### YOUR TASK
Search the records for the word "协商成交" and report each line that has it.

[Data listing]
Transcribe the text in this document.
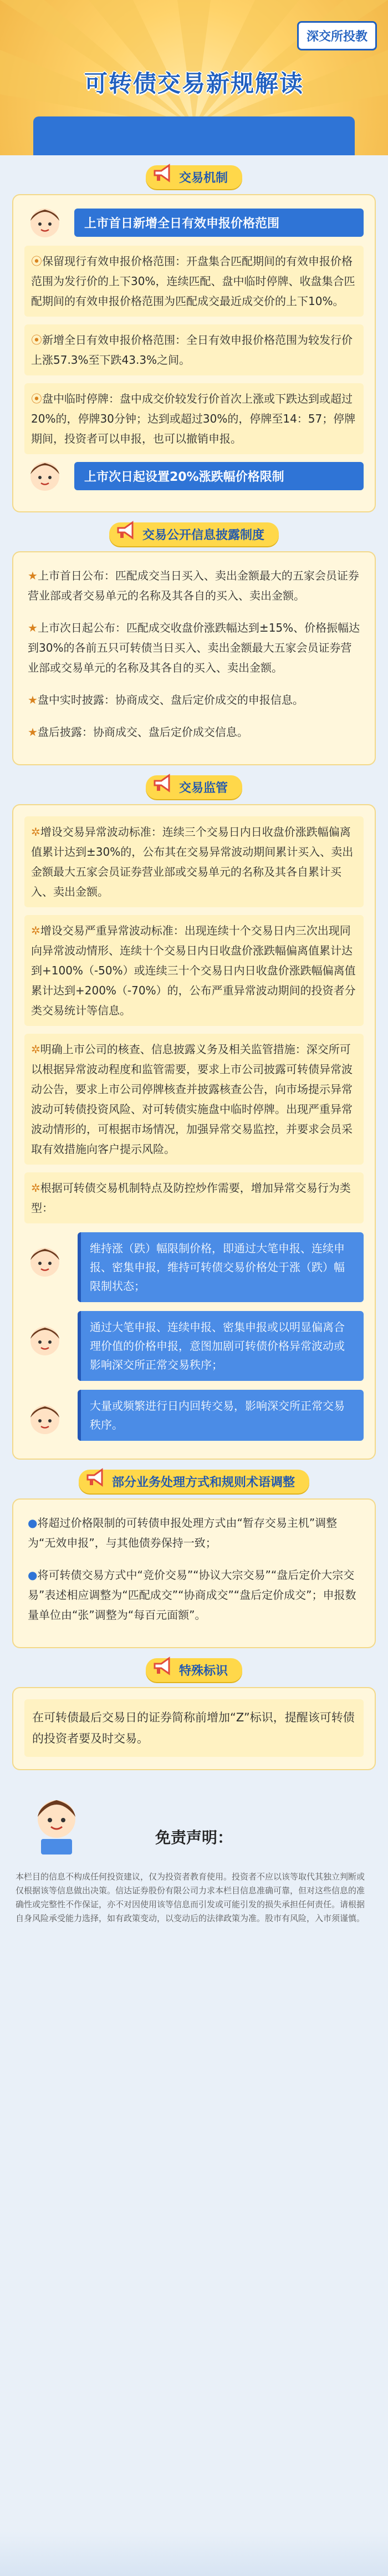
深交所投教
可转债交易新规解读
交易机制
上市首日新增全日有效申报价格范围
⦿保留现行有效申报价格范围：开盘集合匹配期间的有效申报价格范围为发行价的上下30%，连续匹配、盘中临时停牌、收盘集合匹配期间的有效申报价格范围为匹配成交最近成交价的上下10%。
⦿新增全日有效申报价格范围：全日有效申报价格范围为较发行价上涨57.3%至下跌43.3%之间。
⦿盘中临时停牌：盘中成交价较发行价首次上涨或下跌达到或超过20%的，停牌30分钟；达到或超过30%的，停牌至14：57；停牌期间，投资者可以申报，也可以撤销申报。
上市次日起设置20%涨跌幅价格限制
交易公开信息披露制度
★上市首日公布：匹配成交当日买入、卖出金额最大的五家会员证券营业部或者交易单元的名称及其各自的买入、卖出金额。
★上市次日起公布：匹配成交收盘价涨跌幅达到±15%、价格振幅达到30%的各前五只可转债当日买入、卖出金额最大五家会员证券营业部或交易单元的名称及其各自的买入、卖出金额。
★盘中实时披露：协商成交、盘后定价成交的申报信息。
★盘后披露：协商成交、盘后定价成交信息。
交易监管
✲增设交易异常波动标准：连续三个交易日内日收盘价涨跌幅偏离值累计达到±30%的，公布其在交易异常波动期间累计买入、卖出金额最大五家会员证券营业部或交易单元的名称及其各自累计买入、卖出金额。
✲增设交易严重异常波动标准：出现连续十个交易日内三次出现同向异常波动情形、连续十个交易日内日收盘价涨跌幅偏离值累计达到+100%（-50%）或连续三十个交易日内日收盘价涨跌幅偏离值累计达到+200%（-70%）的，公布严重异常波动期间的投资者分类交易统计等信息。
✲明确上市公司的核查、信息披露义务及相关监管措施：深交所可以根据异常波动程度和监管需要，要求上市公司披露可转债异常波动公告，要求上市公司停牌核查并披露核查公告，向市场提示异常波动可转债投资风险、对可转债实施盘中临时停牌。出现严重异常波动情形的，可根据市场情况，加强异常交易监控，并要求会员采取有效措施向客户提示风险。
✲根据可转债交易机制特点及防控炒作需要，增加异常交易行为类型：
维持涨（跌）幅限制价格，即通过大笔申报、连续申报、密集申报，维持可转债交易价格处于涨（跌）幅限制状态；
通过大笔申报、连续申报、密集申报或以明显偏离合理价值的价格申报，意图加剧可转债价格异常波动或影响深交所正常交易秩序；
大量或频繁进行日内回转交易，影响深交所正常交易秩序。
部分业务处理方式和规则术语调整
●将超过价格限制的可转债申报处理方式由“暂存交易主机”调整为“无效申报”，与其他债券保持一致；
●将可转债交易方式中“竞价交易”“协议大宗交易”“盘后定价大宗交易”表述相应调整为“匹配成交”“协商成交”“盘后定价成交”；申报数量单位由“张”调整为“每百元面额”。
特殊标识
在可转债最后交易日的证券简称前增加“Z”标识，提醒该可转债的投资者要及时交易。
免责声明：
本栏目的信息不构成任何投资建议，仅为投资者教育使用。投资者不应以该等取代其独立判断或仅根据该等信息做出决策。信达证券股份有限公司力求本栏目信息准确可靠，但对这些信息的准确性或完整性不作保证，亦不对因使用该等信息而引发或可能引发的损失承担任何责任。请根据自身风险承受能力选择，如有政策变动，以变动后的法律政策为准。股市有风险，入市须谨慎。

### WRITTEN RESPONSE
★盘中实时披露：协商成交、盘后定价成交的申报信息。
★盘后披露：协商成交、盘后定价成交信息。
●将可转债交易方式中“竞价交易”“协议大宗交易”“盘后定价大宗交易”表述相应调整为“匹配成交”“协商成交”“盘后定价成交”；申报数量单位由“张”调整为“每百元面额”。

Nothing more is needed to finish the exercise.